Extracted records
========

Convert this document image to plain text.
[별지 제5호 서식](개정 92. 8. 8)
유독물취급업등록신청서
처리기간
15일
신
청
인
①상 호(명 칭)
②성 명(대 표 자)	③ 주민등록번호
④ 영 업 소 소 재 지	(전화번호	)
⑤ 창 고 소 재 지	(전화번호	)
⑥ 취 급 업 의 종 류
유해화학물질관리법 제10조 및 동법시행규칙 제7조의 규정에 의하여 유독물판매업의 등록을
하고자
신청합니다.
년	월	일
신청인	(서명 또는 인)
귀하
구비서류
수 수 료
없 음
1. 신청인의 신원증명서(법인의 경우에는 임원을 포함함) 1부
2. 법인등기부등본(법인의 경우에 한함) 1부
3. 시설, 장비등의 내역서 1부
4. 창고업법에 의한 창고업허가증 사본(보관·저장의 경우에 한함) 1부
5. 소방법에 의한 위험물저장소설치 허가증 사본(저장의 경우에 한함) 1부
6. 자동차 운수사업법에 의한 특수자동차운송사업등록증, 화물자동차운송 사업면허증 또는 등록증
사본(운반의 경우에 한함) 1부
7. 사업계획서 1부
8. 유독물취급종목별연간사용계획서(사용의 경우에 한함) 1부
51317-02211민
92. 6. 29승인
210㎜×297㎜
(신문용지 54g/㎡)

========

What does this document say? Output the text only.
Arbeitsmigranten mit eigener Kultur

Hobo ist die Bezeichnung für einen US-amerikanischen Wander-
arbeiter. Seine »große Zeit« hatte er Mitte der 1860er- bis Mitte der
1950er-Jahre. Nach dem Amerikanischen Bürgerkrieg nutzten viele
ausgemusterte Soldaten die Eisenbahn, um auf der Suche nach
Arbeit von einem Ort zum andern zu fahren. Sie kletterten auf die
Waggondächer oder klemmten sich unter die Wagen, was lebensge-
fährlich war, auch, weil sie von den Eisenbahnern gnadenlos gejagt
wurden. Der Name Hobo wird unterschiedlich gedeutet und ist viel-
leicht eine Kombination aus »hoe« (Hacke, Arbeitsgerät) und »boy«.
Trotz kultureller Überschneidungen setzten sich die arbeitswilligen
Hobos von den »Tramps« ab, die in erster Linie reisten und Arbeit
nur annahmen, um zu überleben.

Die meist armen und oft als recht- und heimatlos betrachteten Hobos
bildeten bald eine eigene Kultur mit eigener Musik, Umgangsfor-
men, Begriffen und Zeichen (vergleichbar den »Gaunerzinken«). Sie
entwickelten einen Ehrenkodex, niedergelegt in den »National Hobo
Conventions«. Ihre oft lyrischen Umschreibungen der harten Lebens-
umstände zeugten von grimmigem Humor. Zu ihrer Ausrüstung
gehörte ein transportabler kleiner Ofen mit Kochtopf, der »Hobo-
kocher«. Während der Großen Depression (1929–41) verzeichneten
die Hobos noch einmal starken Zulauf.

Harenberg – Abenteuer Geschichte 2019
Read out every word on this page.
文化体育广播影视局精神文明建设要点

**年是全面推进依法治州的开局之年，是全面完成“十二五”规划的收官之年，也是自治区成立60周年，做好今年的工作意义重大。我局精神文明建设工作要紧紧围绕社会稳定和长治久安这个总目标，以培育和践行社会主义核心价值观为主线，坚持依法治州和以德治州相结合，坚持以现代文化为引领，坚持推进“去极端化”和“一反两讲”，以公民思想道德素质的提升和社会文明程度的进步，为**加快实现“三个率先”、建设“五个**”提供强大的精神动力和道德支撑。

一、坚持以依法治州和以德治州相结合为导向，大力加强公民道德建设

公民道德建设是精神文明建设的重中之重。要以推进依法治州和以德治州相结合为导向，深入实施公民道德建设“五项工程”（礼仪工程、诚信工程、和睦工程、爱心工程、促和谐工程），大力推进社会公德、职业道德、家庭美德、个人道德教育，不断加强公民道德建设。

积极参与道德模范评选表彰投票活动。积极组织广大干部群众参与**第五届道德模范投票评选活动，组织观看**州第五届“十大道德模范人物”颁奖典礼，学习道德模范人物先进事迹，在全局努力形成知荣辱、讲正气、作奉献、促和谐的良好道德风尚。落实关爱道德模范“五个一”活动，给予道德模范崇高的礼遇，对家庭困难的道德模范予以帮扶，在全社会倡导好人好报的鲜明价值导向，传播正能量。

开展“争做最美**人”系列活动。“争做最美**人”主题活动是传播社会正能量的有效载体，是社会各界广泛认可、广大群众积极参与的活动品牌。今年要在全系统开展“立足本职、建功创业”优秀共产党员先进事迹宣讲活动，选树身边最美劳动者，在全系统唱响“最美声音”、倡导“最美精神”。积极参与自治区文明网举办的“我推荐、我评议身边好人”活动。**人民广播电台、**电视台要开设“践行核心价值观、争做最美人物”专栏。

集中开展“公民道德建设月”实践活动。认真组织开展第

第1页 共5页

========

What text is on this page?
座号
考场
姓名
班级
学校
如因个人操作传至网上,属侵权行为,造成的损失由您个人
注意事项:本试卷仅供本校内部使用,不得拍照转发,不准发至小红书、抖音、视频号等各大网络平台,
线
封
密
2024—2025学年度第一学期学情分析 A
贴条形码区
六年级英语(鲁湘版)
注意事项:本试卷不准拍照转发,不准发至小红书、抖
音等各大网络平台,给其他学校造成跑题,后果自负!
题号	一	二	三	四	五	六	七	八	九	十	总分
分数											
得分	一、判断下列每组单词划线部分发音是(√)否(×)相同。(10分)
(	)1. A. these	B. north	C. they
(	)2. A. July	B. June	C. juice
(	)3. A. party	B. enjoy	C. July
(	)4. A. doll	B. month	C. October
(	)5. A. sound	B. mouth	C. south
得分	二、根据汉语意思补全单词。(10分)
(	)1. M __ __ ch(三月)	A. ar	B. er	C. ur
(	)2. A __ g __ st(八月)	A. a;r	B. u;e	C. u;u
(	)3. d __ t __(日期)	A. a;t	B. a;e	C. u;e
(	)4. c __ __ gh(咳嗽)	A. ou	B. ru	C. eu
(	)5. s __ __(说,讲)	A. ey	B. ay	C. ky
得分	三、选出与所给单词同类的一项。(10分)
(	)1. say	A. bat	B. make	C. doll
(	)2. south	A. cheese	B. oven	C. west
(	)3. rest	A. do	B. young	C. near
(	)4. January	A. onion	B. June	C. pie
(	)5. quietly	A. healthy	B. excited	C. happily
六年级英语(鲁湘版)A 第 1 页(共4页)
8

========

EXERCISE OBJECTIVE
Lines that hold "sich" are the ones to copy; find all of them.

COMPLETED EXERCISE
Waggondächer oder klemmten sich unter die Wagen, was lebensge-
Trotz kultureller Überschneidungen setzten sich die arbeitswilligen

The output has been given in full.